[Job] Which lines hold the word "detached"? Show each of them.

[Material supplied start]

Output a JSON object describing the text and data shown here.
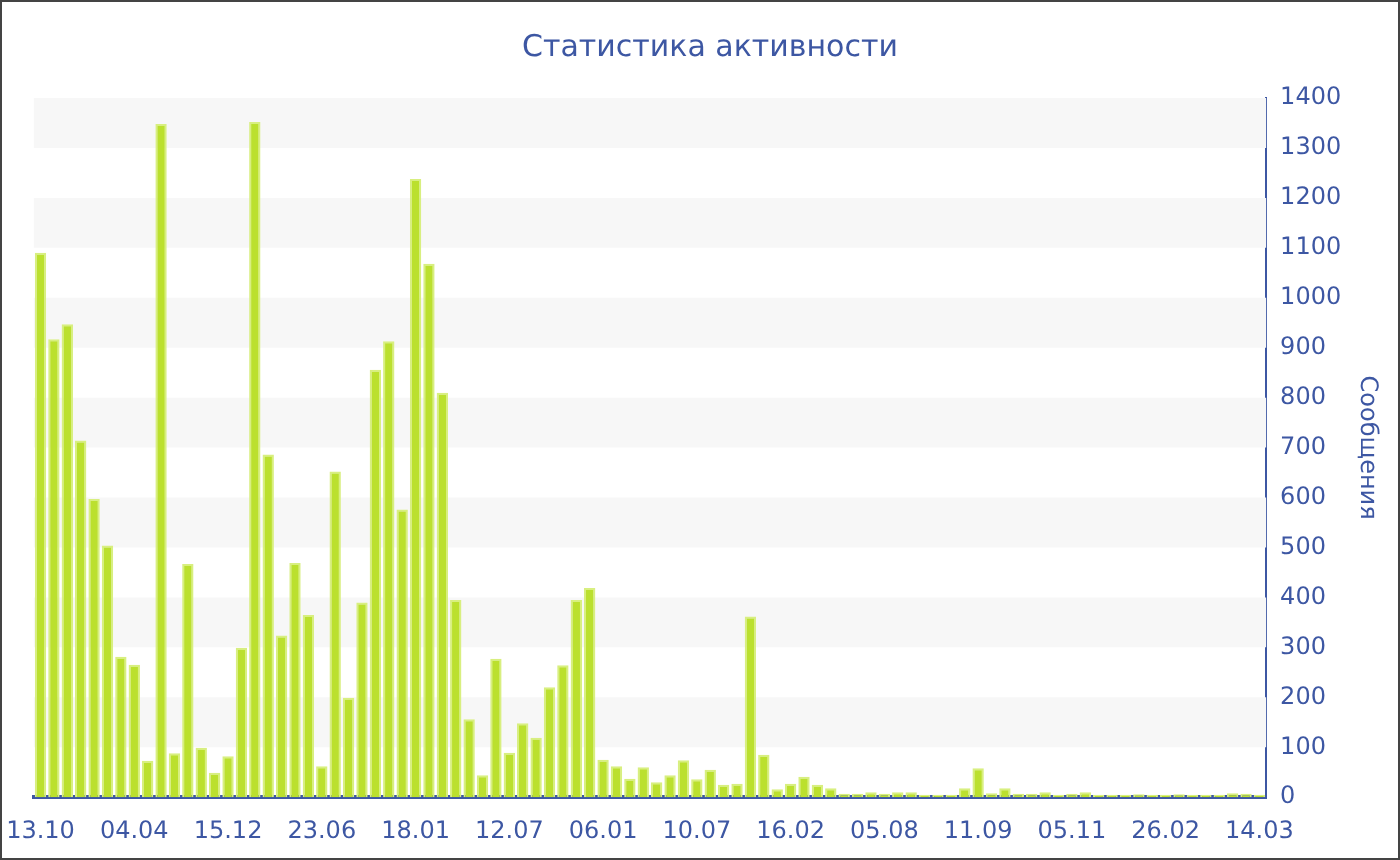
{
  "chart_data": {
    "type": "bar",
    "title": "Статистика активности",
    "ylabel": "Сообщения",
    "categories": [
      "13.10",
      null,
      null,
      null,
      null,
      null,
      null,
      "04.04",
      null,
      null,
      null,
      null,
      null,
      null,
      "15.12",
      null,
      null,
      null,
      null,
      null,
      null,
      "23.06",
      null,
      null,
      null,
      null,
      null,
      null,
      "18.01",
      null,
      null,
      null,
      null,
      null,
      null,
      "12.07",
      null,
      null,
      null,
      null,
      null,
      null,
      "06.01",
      null,
      null,
      null,
      null,
      null,
      null,
      "10.07",
      null,
      null,
      null,
      null,
      null,
      null,
      "16.02",
      null,
      null,
      null,
      null,
      null,
      null,
      "05.08",
      null,
      null,
      null,
      null,
      null,
      null,
      "11.09",
      null,
      null,
      null,
      null,
      null,
      null,
      "05.11",
      null,
      null,
      null,
      null,
      null,
      null,
      "26.02",
      null,
      null,
      null,
      null,
      null,
      null,
      "14.03"
    ],
    "values": [
      1090,
      917,
      947,
      714,
      597,
      504,
      281,
      265,
      73,
      1348,
      88,
      467,
      99,
      49,
      82,
      299,
      1352,
      686,
      324,
      469,
      365,
      62,
      652,
      199,
      390,
      856,
      913,
      576,
      1238,
      1068,
      810,
      395,
      156,
      44,
      277,
      89,
      148,
      119,
      220,
      264,
      395,
      419,
      75,
      62,
      37,
      60,
      30,
      44,
      74,
      36,
      55,
      25,
      27,
      362,
      85,
      16,
      27,
      41,
      25,
      18,
      7,
      7,
      10,
      7,
      10,
      10,
      5,
      5,
      5,
      18,
      58,
      8,
      18,
      7,
      7,
      10,
      5,
      7,
      10,
      5,
      5,
      5,
      6,
      5,
      5,
      6,
      5,
      5,
      5,
      8,
      7,
      5
    ],
    "color": "#bbe02e",
    "ylim": [
      0,
      1400
    ],
    "yticks": [
      0,
      100,
      200,
      300,
      400,
      500,
      600,
      700,
      800,
      900,
      1000,
      1100,
      1200,
      1300,
      1400
    ]
  }
}
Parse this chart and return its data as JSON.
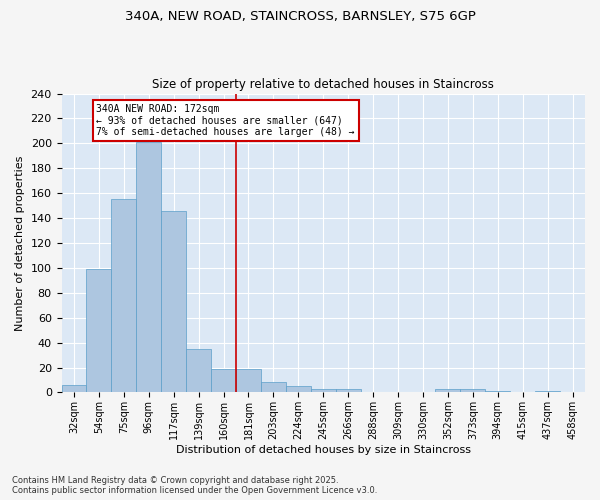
{
  "title_line1": "340A, NEW ROAD, STAINCROSS, BARNSLEY, S75 6GP",
  "title_line2": "Size of property relative to detached houses in Staincross",
  "xlabel": "Distribution of detached houses by size in Staincross",
  "ylabel": "Number of detached properties",
  "categories": [
    "32sqm",
    "54sqm",
    "75sqm",
    "96sqm",
    "117sqm",
    "139sqm",
    "160sqm",
    "181sqm",
    "203sqm",
    "224sqm",
    "245sqm",
    "266sqm",
    "288sqm",
    "309sqm",
    "330sqm",
    "352sqm",
    "373sqm",
    "394sqm",
    "415sqm",
    "437sqm",
    "458sqm"
  ],
  "values": [
    6,
    99,
    155,
    201,
    146,
    35,
    19,
    19,
    8,
    5,
    3,
    3,
    0,
    0,
    0,
    3,
    3,
    1,
    0,
    1,
    0
  ],
  "bar_color": "#adc6e0",
  "bar_edge_color": "#5a9ec9",
  "property_label": "340A NEW ROAD: 172sqm",
  "annotation_line1": "← 93% of detached houses are smaller (647)",
  "annotation_line2": "7% of semi-detached houses are larger (48) →",
  "vline_color": "#cc0000",
  "annotation_box_color": "#cc0000",
  "ylim": [
    0,
    240
  ],
  "yticks": [
    0,
    20,
    40,
    60,
    80,
    100,
    120,
    140,
    160,
    180,
    200,
    220,
    240
  ],
  "background_color": "#dce8f5",
  "grid_color": "#ffffff",
  "fig_background": "#f5f5f5",
  "footer_line1": "Contains HM Land Registry data © Crown copyright and database right 2025.",
  "footer_line2": "Contains public sector information licensed under the Open Government Licence v3.0."
}
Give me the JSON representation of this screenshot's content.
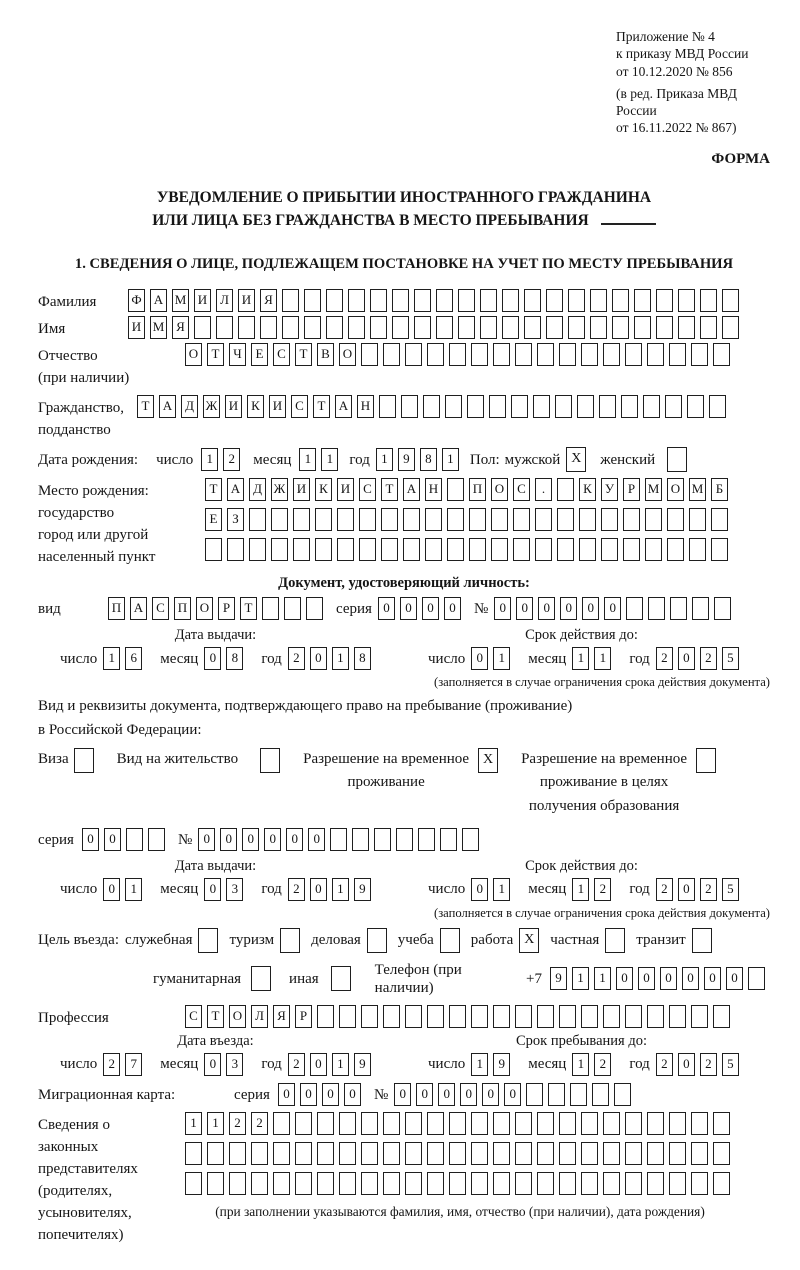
{
  "appendix": {
    "lines": [
      "Приложение № 4",
      "к приказу МВД России",
      "от 10.12.2020 № 856"
    ],
    "revision": [
      "(в ред. Приказа МВД России",
      "от 16.11.2022 № 867)"
    ]
  },
  "form_word": "ФОРМА",
  "title": {
    "line1": "УВЕДОМЛЕНИЕ О ПРИБЫТИИ ИНОСТРАННОГО ГРАЖДАНИНА",
    "line2": "ИЛИ ЛИЦА БЕЗ ГРАЖДАНСТВА В МЕСТО ПРЕБЫВАНИЯ"
  },
  "section1_title": "1. СВЕДЕНИЯ О ЛИЦЕ, ПОДЛЕЖАЩЕМ ПОСТАНОВКЕ НА УЧЕТ ПО МЕСТУ ПРЕБЫВАНИЯ",
  "labels": {
    "series": "серия",
    "number": "№",
    "day": "число",
    "month": "месяц",
    "year": "год"
  },
  "surname": {
    "label": "Фамилия",
    "cells": {
      "value": "ФАМИЛИЯ",
      "length": 28
    }
  },
  "firstname": {
    "label": "Имя",
    "cells": {
      "value": "ИМЯ",
      "length": 28
    }
  },
  "patronymic": {
    "label1": "Отчество",
    "label2": "(при наличии)",
    "cells": {
      "value": "ОТЧЕСТВО",
      "length": 25
    }
  },
  "citizenship": {
    "label1": "Гражданство,",
    "label2": "подданство",
    "cells": {
      "value": "ТАДЖИКИСТАН",
      "length": 27
    }
  },
  "birthdate": {
    "label": "Дата рождения:",
    "day": {
      "value": "12",
      "length": 2
    },
    "month": {
      "value": "11",
      "length": 2
    },
    "year": {
      "value": "1981",
      "length": 4
    },
    "sex_label": "Пол:",
    "male_label": "мужской",
    "male": "X",
    "female_label": "женский",
    "female": ""
  },
  "birthplace": {
    "labels": [
      "Место рождения:",
      "государство",
      "город или другой",
      "населенный пункт"
    ],
    "row1": {
      "value": "ТАДЖИКИСТАН ПОС. КУРМОМБ",
      "length": 24
    },
    "row2": {
      "value": "ЕЗ",
      "length": 24
    },
    "row3": {
      "value": "",
      "length": 24
    }
  },
  "identity_doc": {
    "header": "Документ, удостоверяющий личность:",
    "type_label": "вид",
    "type": {
      "value": "ПАСПОРТ",
      "length": 10
    },
    "series": {
      "value": "0000",
      "length": 4
    },
    "number": {
      "value": "000000",
      "length": 11
    },
    "issue_header": "Дата выдачи:",
    "issue": {
      "day": {
        "value": "16",
        "length": 2
      },
      "month": {
        "value": "08",
        "length": 2
      },
      "year": {
        "value": "2018",
        "length": 4
      }
    },
    "valid_header": "Срок действия до:",
    "valid": {
      "day": {
        "value": "01",
        "length": 2
      },
      "month": {
        "value": "11",
        "length": 2
      },
      "year": {
        "value": "2025",
        "length": 4
      }
    },
    "valid_note": "(заполняется в случае ограничения срока действия документа)"
  },
  "residence_doc": {
    "intro1": "Вид и реквизиты документа, подтверждающего право на пребывание (проживание)",
    "intro2": "в Российской Федерации:",
    "options": [
      {
        "lines": [
          "Виза"
        ],
        "checked": ""
      },
      {
        "lines": [
          "Вид на жительство"
        ],
        "checked": ""
      },
      {
        "lines": [
          "Разрешение на временное",
          "проживание"
        ],
        "checked": "X"
      },
      {
        "lines": [
          "Разрешение на временное",
          "проживание в целях",
          "получения образования"
        ],
        "checked": ""
      }
    ],
    "series": {
      "value": "00",
      "length": 4
    },
    "number": {
      "value": "000000",
      "length": 13
    },
    "issue_header": "Дата выдачи:",
    "issue": {
      "day": {
        "value": "01",
        "length": 2
      },
      "month": {
        "value": "03",
        "length": 2
      },
      "year": {
        "value": "2019",
        "length": 4
      }
    },
    "valid_header": "Срок действия до:",
    "valid": {
      "day": {
        "value": "01",
        "length": 2
      },
      "month": {
        "value": "12",
        "length": 2
      },
      "year": {
        "value": "2025",
        "length": 4
      }
    },
    "valid_note": "(заполняется в случае ограничения срока действия документа)"
  },
  "purpose": {
    "label": "Цель въезда:",
    "row1": [
      {
        "label": "служебная",
        "checked": ""
      },
      {
        "label": "туризм",
        "checked": ""
      },
      {
        "label": "деловая",
        "checked": ""
      },
      {
        "label": "учеба",
        "checked": ""
      },
      {
        "label": "работа",
        "checked": "X"
      },
      {
        "label": "частная",
        "checked": ""
      },
      {
        "label": "транзит",
        "checked": ""
      }
    ],
    "row2": [
      {
        "label": "гуманитарная",
        "checked": ""
      },
      {
        "label": "иная",
        "checked": ""
      }
    ],
    "phone_label": "Телефон (при наличии)",
    "phone_prefix": "+7",
    "phone": {
      "value": "911000000",
      "length": 10
    }
  },
  "profession": {
    "label": "Профессия",
    "cells": {
      "value": "СТОЛЯР",
      "length": 25
    }
  },
  "entry": {
    "date_header": "Дата въезда:",
    "date": {
      "day": {
        "value": "27",
        "length": 2
      },
      "month": {
        "value": "03",
        "length": 2
      },
      "year": {
        "value": "2019",
        "length": 4
      }
    },
    "stay_header": "Срок пребывания до:",
    "stay": {
      "day": {
        "value": "19",
        "length": 2
      },
      "month": {
        "value": "12",
        "length": 2
      },
      "year": {
        "value": "2025",
        "length": 4
      }
    }
  },
  "migration_card": {
    "label": "Миграционная карта:",
    "series": {
      "value": "0000",
      "length": 4
    },
    "number": {
      "value": "000000",
      "length": 11
    }
  },
  "representatives": {
    "labels": [
      "Сведения о",
      "законных",
      "представителях",
      "(родителях,",
      "усыновителях,",
      "попечителях)"
    ],
    "row1": {
      "value": "1122",
      "length": 25
    },
    "row2": {
      "value": "",
      "length": 25
    },
    "row3": {
      "value": "",
      "length": 25
    },
    "note": "(при заполнении указываются фамилия, имя, отчество (при наличии), дата рождения)"
  }
}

[Material supplied end]

[Answer to this exercise]
  "title_line2": "Size of property relative to detached houses in Staincross",
  "xlabel": "Distribution of detached houses by size in Staincross",
  "ylabel": "Number of detached properties",
  "annotation_line1": "← 93% of detached houses are smaller (647)",
  "annotation_line2": "7% of semi-detached houses are larger (48) →",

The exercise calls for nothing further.